Give the number of lines in the listing that hold the word "link". Write nothing but that number.

* START *

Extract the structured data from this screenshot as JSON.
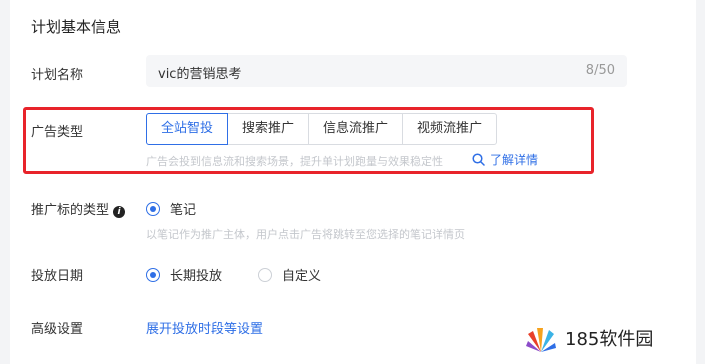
{
  "section": {
    "title": "计划基本信息"
  },
  "plan_name": {
    "label": "计划名称",
    "value": "vic的营销思考",
    "count": "8/50"
  },
  "ad_type": {
    "label": "广告类型",
    "options": [
      "全站智投",
      "搜索推广",
      "信息流推广",
      "视频流推广"
    ],
    "selected": "全站智投",
    "hint": "广告会投到信息流和搜索场景，提升单计划跑量与效果稳定性",
    "link": "了解详情"
  },
  "promo_target": {
    "label": "推广标的类型",
    "option": "笔记",
    "hint": "以笔记作为推广主体，用户点击广告将跳转至您选择的笔记详情页"
  },
  "schedule": {
    "label": "投放日期",
    "options": [
      "长期投放",
      "自定义"
    ],
    "selected": "长期投放"
  },
  "advanced": {
    "label": "高级设置",
    "link": "展开投放时段等设置"
  },
  "watermark": {
    "text": "185软件园"
  },
  "colors": {
    "accent": "#2f6fe6",
    "highlight": "#e8232a"
  }
}
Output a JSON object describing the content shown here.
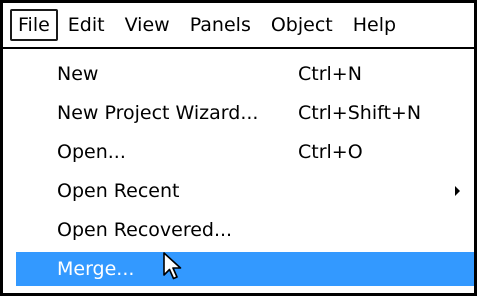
{
  "menubar": {
    "items": [
      {
        "label": "File",
        "active": true
      },
      {
        "label": "Edit"
      },
      {
        "label": "View"
      },
      {
        "label": "Panels"
      },
      {
        "label": "Object"
      },
      {
        "label": "Help"
      }
    ]
  },
  "menu": {
    "items": [
      {
        "label": "New",
        "shortcut": "Ctrl+N"
      },
      {
        "label": "New Project Wizard...",
        "shortcut": "Ctrl+Shift+N"
      },
      {
        "label": "Open...",
        "shortcut": "Ctrl+O"
      },
      {
        "label": "Open Recent",
        "shortcut": "",
        "submenu": true
      },
      {
        "label": "Open Recovered...",
        "shortcut": ""
      },
      {
        "label": "Merge...",
        "shortcut": "",
        "highlighted": true
      }
    ]
  },
  "colors": {
    "highlight": "#3399ff",
    "text": "#000000",
    "highlight_text": "#ffffff"
  },
  "cursor": "arrow-pointer-icon"
}
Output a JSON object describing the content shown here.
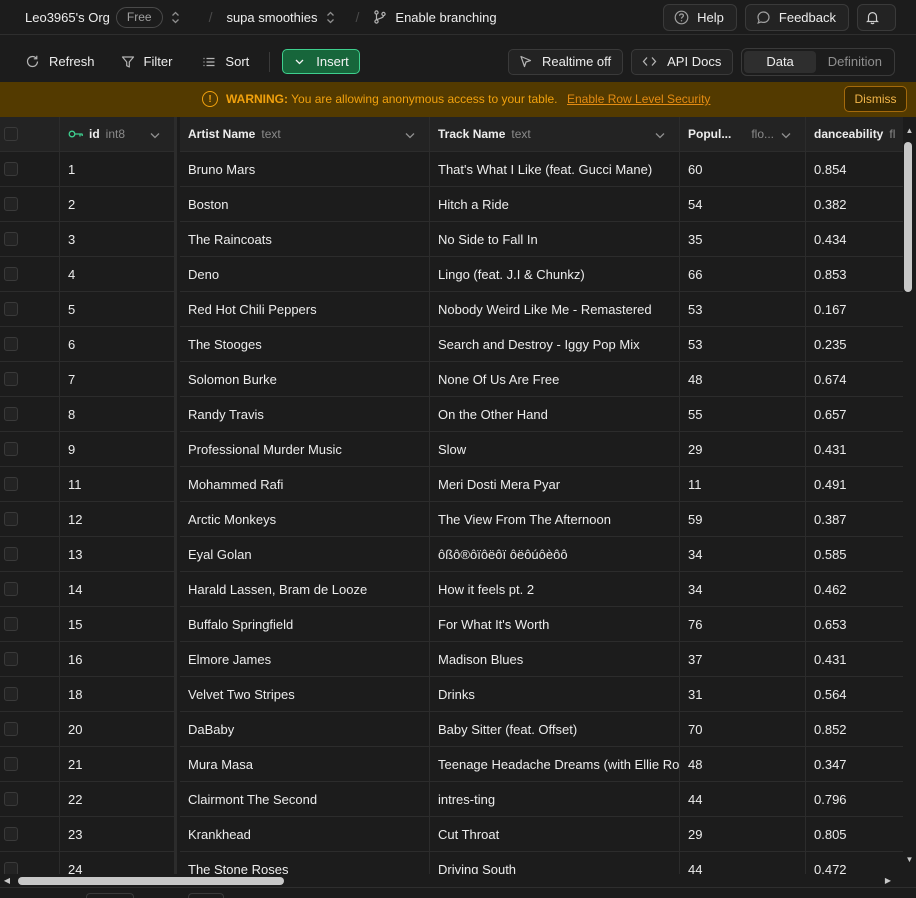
{
  "topbar": {
    "org": "Leo3965's Org",
    "plan": "Free",
    "project": "supa smoothies",
    "branch": "Enable branching",
    "help": "Help",
    "feedback": "Feedback"
  },
  "toolbar": {
    "refresh": "Refresh",
    "filter": "Filter",
    "sort": "Sort",
    "insert": "Insert",
    "realtime": "Realtime off",
    "api_docs": "API Docs",
    "tab_data": "Data",
    "tab_definition": "Definition"
  },
  "warning": {
    "label": "WARNING:",
    "message": "You are allowing anonymous access to your table.",
    "link": "Enable Row Level Security",
    "dismiss": "Dismiss"
  },
  "columns": [
    {
      "name": "id",
      "type": "int8"
    },
    {
      "name": "Artist Name",
      "type": "text"
    },
    {
      "name": "Track Name",
      "type": "text"
    },
    {
      "name": "Popul...",
      "type": "flo..."
    },
    {
      "name": "danceability",
      "type": "fl"
    }
  ],
  "rows": [
    [
      "1",
      "Bruno Mars",
      "That's What I Like (feat. Gucci Mane)",
      "60",
      "0.854"
    ],
    [
      "2",
      "Boston",
      "Hitch a Ride",
      "54",
      "0.382"
    ],
    [
      "3",
      "The Raincoats",
      "No Side to Fall In",
      "35",
      "0.434"
    ],
    [
      "4",
      "Deno",
      "Lingo (feat. J.I & Chunkz)",
      "66",
      "0.853"
    ],
    [
      "5",
      "Red Hot Chili Peppers",
      "Nobody Weird Like Me - Remastered",
      "53",
      "0.167"
    ],
    [
      "6",
      "The Stooges",
      "Search and Destroy - Iggy Pop Mix",
      "53",
      "0.235"
    ],
    [
      "7",
      "Solomon Burke",
      "None Of Us Are Free",
      "48",
      "0.674"
    ],
    [
      "8",
      "Randy Travis",
      "On the Other Hand",
      "55",
      "0.657"
    ],
    [
      "9",
      "Professional Murder Music",
      "Slow",
      "29",
      "0.431"
    ],
    [
      "11",
      "Mohammed Rafi",
      "Meri Dosti Mera Pyar",
      "11",
      "0.491"
    ],
    [
      "12",
      "Arctic Monkeys",
      "The View From The Afternoon",
      "59",
      "0.387"
    ],
    [
      "13",
      "Eyal Golan",
      "ôßô®ôïôëôï ôëôúôèôô",
      "34",
      "0.585"
    ],
    [
      "14",
      "Harald Lassen, Bram de Looze",
      "How it feels pt. 2",
      "34",
      "0.462"
    ],
    [
      "15",
      "Buffalo Springfield",
      "For What It's Worth",
      "76",
      "0.653"
    ],
    [
      "16",
      "Elmore James",
      "Madison Blues",
      "37",
      "0.431"
    ],
    [
      "18",
      "Velvet Two Stripes",
      "Drinks",
      "31",
      "0.564"
    ],
    [
      "20",
      "DaBaby",
      "Baby Sitter (feat. Offset)",
      "70",
      "0.852"
    ],
    [
      "21",
      "Mura Masa",
      "Teenage Headache Dreams (with Ellie Rowsell)",
      "48",
      "0.347"
    ],
    [
      "22",
      "Clairmont The Second",
      "intres-ting",
      "44",
      "0.796"
    ],
    [
      "23",
      "Krankhead",
      "Cut Throat",
      "29",
      "0.805"
    ],
    [
      "24",
      "The Stone Roses",
      "Driving South",
      "44",
      "0.472"
    ]
  ]
}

* END *

### [SOLUTION FOR THIS EXERCISE]
3